(Records from a dataset)
━━━━

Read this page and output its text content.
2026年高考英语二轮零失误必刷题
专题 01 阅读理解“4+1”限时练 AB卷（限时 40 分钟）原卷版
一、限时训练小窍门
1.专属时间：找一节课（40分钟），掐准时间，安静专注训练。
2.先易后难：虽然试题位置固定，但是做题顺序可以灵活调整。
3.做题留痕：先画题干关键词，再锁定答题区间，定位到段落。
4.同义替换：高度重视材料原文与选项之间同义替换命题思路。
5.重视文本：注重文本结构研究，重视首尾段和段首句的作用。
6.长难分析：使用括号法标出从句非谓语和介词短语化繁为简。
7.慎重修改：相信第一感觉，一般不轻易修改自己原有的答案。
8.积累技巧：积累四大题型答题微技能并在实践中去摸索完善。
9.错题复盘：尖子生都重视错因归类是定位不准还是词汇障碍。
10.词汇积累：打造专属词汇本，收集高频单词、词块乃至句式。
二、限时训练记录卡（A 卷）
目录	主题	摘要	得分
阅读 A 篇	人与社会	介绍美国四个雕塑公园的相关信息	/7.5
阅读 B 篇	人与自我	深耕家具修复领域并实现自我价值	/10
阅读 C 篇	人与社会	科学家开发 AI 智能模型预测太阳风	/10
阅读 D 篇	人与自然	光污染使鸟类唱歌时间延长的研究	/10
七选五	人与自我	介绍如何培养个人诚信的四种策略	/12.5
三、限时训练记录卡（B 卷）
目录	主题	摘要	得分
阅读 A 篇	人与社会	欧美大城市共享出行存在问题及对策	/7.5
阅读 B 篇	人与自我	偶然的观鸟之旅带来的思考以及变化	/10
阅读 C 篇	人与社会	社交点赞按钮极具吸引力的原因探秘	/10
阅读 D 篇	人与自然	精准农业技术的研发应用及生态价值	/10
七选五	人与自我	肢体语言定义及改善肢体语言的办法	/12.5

━━━━

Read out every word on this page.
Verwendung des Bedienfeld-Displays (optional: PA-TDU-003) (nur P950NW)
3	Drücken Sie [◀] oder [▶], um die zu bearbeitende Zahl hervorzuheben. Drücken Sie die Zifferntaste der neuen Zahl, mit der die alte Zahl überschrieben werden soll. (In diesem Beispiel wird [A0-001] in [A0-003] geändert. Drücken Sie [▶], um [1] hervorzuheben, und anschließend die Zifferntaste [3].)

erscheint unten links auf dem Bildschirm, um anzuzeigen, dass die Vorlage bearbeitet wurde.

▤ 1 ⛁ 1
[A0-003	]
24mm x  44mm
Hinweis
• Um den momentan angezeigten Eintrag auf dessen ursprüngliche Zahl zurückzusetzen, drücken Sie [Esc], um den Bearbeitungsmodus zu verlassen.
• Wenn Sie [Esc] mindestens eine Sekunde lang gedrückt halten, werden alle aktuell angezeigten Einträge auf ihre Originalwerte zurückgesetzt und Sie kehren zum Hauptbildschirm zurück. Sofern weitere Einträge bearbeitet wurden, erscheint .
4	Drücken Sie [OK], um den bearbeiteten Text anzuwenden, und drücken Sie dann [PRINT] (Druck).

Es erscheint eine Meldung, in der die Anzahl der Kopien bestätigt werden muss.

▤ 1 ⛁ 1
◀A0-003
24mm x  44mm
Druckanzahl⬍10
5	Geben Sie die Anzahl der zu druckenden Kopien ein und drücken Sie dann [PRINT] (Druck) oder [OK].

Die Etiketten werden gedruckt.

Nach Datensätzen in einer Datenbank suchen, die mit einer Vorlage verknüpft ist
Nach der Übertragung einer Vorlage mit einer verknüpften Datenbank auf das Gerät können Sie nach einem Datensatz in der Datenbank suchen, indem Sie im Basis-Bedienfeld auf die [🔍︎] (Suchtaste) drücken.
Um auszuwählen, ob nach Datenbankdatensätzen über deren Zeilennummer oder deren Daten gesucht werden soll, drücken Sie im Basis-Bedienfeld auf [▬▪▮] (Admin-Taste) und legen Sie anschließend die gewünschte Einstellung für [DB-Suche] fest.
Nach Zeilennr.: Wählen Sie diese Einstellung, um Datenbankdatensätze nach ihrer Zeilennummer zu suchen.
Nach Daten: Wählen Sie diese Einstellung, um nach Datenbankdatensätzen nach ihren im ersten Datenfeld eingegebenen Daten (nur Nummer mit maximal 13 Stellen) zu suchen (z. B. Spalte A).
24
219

━━━━

▶ **WHAT TO DO**:
In the entries above, identify every line with the word "suchen". Copy those lines.

▶ **TASK RESPONSE**:
Nach Datensätzen in einer Datenbank suchen, die mit einer Vorlage verknüpft ist
Nach der Übertragung einer Vorlage mit einer verknüpften Datenbank auf das Gerät können Sie nach einem Datensatz in der Datenbank suchen, indem Sie im Basis-Bedienfeld auf die [🔍︎] (Suchtaste) drücken.
Nach Zeilennr.: Wählen Sie diese Einstellung, um Datenbankdatensätze nach ihrer Zeilennummer zu suchen.
Nach Daten: Wählen Sie diese Einstellung, um nach Datenbankdatensätzen nach ihren im ersten Datenfeld eingegebenen Daten (nur Nummer mit maximal 13 Stellen) zu suchen (z. B. Spalte A).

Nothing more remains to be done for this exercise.